* _Instructions to follow_
Without the pictures, set down the records below word for word.

* _Record list_
◆ ◆ ◆ ◆ ◆
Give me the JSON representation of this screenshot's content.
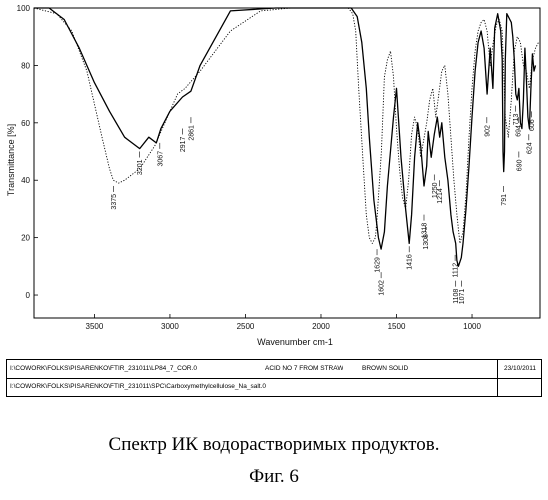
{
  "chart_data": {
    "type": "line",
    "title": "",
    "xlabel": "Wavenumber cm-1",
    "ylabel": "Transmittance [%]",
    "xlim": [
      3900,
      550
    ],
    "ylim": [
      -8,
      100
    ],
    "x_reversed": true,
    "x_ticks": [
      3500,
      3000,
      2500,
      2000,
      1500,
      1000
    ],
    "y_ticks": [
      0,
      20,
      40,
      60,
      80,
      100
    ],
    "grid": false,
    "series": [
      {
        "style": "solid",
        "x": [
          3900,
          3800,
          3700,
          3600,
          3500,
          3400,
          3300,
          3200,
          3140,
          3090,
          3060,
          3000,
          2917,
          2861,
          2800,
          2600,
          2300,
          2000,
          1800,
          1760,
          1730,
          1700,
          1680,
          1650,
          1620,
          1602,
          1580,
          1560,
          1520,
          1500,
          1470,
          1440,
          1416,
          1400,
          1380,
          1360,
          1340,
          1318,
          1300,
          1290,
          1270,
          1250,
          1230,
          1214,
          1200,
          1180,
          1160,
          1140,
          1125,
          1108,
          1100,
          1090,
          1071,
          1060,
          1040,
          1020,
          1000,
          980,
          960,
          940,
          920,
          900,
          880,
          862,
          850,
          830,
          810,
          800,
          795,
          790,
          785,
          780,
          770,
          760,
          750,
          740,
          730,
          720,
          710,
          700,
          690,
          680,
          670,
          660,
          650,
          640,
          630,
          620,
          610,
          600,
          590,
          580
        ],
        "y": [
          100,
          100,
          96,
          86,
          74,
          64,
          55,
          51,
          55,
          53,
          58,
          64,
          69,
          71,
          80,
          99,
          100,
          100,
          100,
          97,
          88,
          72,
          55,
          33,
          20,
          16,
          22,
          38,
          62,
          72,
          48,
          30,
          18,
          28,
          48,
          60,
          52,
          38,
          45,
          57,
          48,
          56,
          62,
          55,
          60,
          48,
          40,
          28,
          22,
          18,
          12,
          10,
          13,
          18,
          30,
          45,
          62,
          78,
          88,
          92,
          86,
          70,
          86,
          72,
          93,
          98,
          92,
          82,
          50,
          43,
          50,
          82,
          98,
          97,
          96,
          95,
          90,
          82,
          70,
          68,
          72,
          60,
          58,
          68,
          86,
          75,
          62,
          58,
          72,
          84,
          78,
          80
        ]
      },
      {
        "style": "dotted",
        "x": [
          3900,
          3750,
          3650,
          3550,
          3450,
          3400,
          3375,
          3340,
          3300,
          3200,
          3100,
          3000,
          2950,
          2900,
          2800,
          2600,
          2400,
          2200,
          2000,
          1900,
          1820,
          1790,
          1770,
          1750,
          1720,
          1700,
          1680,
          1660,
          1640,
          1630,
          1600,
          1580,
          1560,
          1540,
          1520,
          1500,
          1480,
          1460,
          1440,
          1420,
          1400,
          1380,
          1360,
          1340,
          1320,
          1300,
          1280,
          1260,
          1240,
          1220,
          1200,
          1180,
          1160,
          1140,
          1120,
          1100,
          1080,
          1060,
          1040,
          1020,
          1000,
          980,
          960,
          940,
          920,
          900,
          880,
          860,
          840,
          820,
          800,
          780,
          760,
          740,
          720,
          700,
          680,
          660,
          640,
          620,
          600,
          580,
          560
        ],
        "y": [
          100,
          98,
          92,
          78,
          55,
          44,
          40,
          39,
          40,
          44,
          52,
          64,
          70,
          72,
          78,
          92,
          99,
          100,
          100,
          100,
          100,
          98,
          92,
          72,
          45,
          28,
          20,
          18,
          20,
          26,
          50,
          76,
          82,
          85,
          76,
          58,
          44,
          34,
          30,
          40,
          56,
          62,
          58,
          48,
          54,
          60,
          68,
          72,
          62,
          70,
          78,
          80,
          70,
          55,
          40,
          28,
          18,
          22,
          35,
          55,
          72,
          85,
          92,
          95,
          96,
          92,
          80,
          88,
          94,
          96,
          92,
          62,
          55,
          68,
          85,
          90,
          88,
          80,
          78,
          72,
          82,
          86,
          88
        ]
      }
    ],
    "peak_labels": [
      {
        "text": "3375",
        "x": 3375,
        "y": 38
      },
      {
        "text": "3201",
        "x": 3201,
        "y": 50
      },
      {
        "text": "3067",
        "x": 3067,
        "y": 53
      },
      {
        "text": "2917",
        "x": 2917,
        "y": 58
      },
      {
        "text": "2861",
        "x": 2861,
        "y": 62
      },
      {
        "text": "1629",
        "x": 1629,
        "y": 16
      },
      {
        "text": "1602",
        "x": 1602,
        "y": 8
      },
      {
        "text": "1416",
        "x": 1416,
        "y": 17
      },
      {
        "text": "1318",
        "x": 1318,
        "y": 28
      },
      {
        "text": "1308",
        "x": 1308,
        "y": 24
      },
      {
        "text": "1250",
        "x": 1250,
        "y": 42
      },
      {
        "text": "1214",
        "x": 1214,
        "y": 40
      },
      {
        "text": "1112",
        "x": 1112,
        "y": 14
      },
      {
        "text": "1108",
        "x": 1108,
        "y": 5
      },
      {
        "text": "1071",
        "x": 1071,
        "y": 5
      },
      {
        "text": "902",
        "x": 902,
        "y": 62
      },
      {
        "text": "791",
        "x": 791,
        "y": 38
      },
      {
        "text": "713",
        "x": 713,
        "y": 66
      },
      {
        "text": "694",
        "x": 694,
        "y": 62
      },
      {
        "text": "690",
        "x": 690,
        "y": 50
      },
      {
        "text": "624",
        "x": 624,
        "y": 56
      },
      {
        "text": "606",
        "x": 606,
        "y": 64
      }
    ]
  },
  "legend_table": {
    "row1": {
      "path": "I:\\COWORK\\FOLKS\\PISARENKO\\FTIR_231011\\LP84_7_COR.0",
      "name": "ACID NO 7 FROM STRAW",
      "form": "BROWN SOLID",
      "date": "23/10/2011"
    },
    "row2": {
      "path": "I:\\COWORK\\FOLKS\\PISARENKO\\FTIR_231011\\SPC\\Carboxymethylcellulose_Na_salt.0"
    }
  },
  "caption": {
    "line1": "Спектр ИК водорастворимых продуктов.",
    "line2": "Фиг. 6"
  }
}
◆ ◆ ◆ ◆ ◆
* _Solution for this problem_
Give me the JSON representation of this screenshot's content.
{
  "chart_data": {
    "type": "line",
    "title": "",
    "xlabel": "Wavenumber cm-1",
    "ylabel": "Transmittance [%]",
    "xlim": [
      3900,
      550
    ],
    "ylim": [
      -8,
      100
    ],
    "x_reversed": true,
    "x_ticks": [
      3500,
      3000,
      2500,
      2000,
      1500,
      1000
    ],
    "y_ticks": [
      0,
      20,
      40,
      60,
      80,
      100
    ],
    "grid": false,
    "series": [
      {
        "style": "solid",
        "x": [
          3900,
          3800,
          3700,
          3600,
          3500,
          3400,
          3300,
          3200,
          3140,
          3090,
          3060,
          3000,
          2917,
          2861,
          2800,
          2600,
          2300,
          2000,
          1800,
          1760,
          1730,
          1700,
          1680,
          1650,
          1620,
          1602,
          1580,
          1560,
          1520,
          1500,
          1470,
          1440,
          1416,
          1400,
          1380,
          1360,
          1340,
          1318,
          1300,
          1290,
          1270,
          1250,
          1230,
          1214,
          1200,
          1180,
          1160,
          1140,
          1125,
          1108,
          1100,
          1090,
          1071,
          1060,
          1040,
          1020,
          1000,
          980,
          960,
          940,
          920,
          900,
          880,
          862,
          850,
          830,
          810,
          800,
          795,
          790,
          785,
          780,
          770,
          760,
          750,
          740,
          730,
          720,
          710,
          700,
          690,
          680,
          670,
          660,
          650,
          640,
          630,
          620,
          610,
          600,
          590,
          580
        ],
        "y": [
          100,
          100,
          96,
          86,
          74,
          64,
          55,
          51,
          55,
          53,
          58,
          64,
          69,
          71,
          80,
          99,
          100,
          100,
          100,
          97,
          88,
          72,
          55,
          33,
          20,
          16,
          22,
          38,
          62,
          72,
          48,
          30,
          18,
          28,
          48,
          60,
          52,
          38,
          45,
          57,
          48,
          56,
          62,
          55,
          60,
          48,
          40,
          28,
          22,
          18,
          12,
          10,
          13,
          18,
          30,
          45,
          62,
          78,
          88,
          92,
          86,
          70,
          86,
          72,
          93,
          98,
          92,
          82,
          50,
          43,
          50,
          82,
          98,
          97,
          96,
          95,
          90,
          82,
          70,
          68,
          72,
          60,
          58,
          68,
          86,
          75,
          62,
          58,
          72,
          84,
          78,
          80
        ]
      },
      {
        "style": "dotted",
        "x": [
          3900,
          3750,
          3650,
          3550,
          3450,
          3400,
          3375,
          3340,
          3300,
          3200,
          3100,
          3000,
          2950,
          2900,
          2800,
          2600,
          2400,
          2200,
          2000,
          1900,
          1820,
          1790,
          1770,
          1750,
          1720,
          1700,
          1680,
          1660,
          1640,
          1630,
          1600,
          1580,
          1560,
          1540,
          1520,
          1500,
          1480,
          1460,
          1440,
          1420,
          1400,
          1380,
          1360,
          1340,
          1320,
          1300,
          1280,
          1260,
          1240,
          1220,
          1200,
          1180,
          1160,
          1140,
          1120,
          1100,
          1080,
          1060,
          1040,
          1020,
          1000,
          980,
          960,
          940,
          920,
          900,
          880,
          860,
          840,
          820,
          800,
          780,
          760,
          740,
          720,
          700,
          680,
          660,
          640,
          620,
          600,
          580,
          560
        ],
        "y": [
          100,
          98,
          92,
          78,
          55,
          44,
          40,
          39,
          40,
          44,
          52,
          64,
          70,
          72,
          78,
          92,
          99,
          100,
          100,
          100,
          100,
          98,
          92,
          72,
          45,
          28,
          20,
          18,
          20,
          26,
          50,
          76,
          82,
          85,
          76,
          58,
          44,
          34,
          30,
          40,
          56,
          62,
          58,
          48,
          54,
          60,
          68,
          72,
          62,
          70,
          78,
          80,
          70,
          55,
          40,
          28,
          18,
          22,
          35,
          55,
          72,
          85,
          92,
          95,
          96,
          92,
          80,
          88,
          94,
          96,
          92,
          62,
          55,
          68,
          85,
          90,
          88,
          80,
          78,
          72,
          82,
          86,
          88
        ]
      }
    ],
    "peak_labels": [
      {
        "text": "3375",
        "x": 3375,
        "y": 38
      },
      {
        "text": "3201",
        "x": 3201,
        "y": 50
      },
      {
        "text": "3067",
        "x": 3067,
        "y": 53
      },
      {
        "text": "2917",
        "x": 2917,
        "y": 58
      },
      {
        "text": "2861",
        "x": 2861,
        "y": 62
      },
      {
        "text": "1629",
        "x": 1629,
        "y": 16
      },
      {
        "text": "1602",
        "x": 1602,
        "y": 8
      },
      {
        "text": "1416",
        "x": 1416,
        "y": 17
      },
      {
        "text": "1318",
        "x": 1318,
        "y": 28
      },
      {
        "text": "1308",
        "x": 1308,
        "y": 24
      },
      {
        "text": "1250",
        "x": 1250,
        "y": 42
      },
      {
        "text": "1214",
        "x": 1214,
        "y": 40
      },
      {
        "text": "1112",
        "x": 1112,
        "y": 14
      },
      {
        "text": "1108",
        "x": 1108,
        "y": 5
      },
      {
        "text": "1071",
        "x": 1071,
        "y": 5
      },
      {
        "text": "902",
        "x": 902,
        "y": 62
      },
      {
        "text": "791",
        "x": 791,
        "y": 38
      },
      {
        "text": "713",
        "x": 713,
        "y": 66
      },
      {
        "text": "694",
        "x": 694,
        "y": 62
      },
      {
        "text": "690",
        "x": 690,
        "y": 50
      },
      {
        "text": "624",
        "x": 624,
        "y": 56
      },
      {
        "text": "606",
        "x": 606,
        "y": 64
      }
    ]
  },
  "legend_table": {
    "row1": {
      "path": "I:\\COWORK\\FOLKS\\PISARENKO\\FTIR_231011\\LP84_7_COR.0",
      "name": "ACID NO 7 FROM STRAW",
      "form": "BROWN SOLID",
      "date": "23/10/2011"
    },
    "row2": {
      "path": "I:\\COWORK\\FOLKS\\PISARENKO\\FTIR_231011\\SPC\\Carboxymethylcellulose_Na_salt.0"
    }
  },
  "caption": {
    "line1": "Спектр ИК водорастворимых продуктов.",
    "line2": "Фиг. 6"
  }
}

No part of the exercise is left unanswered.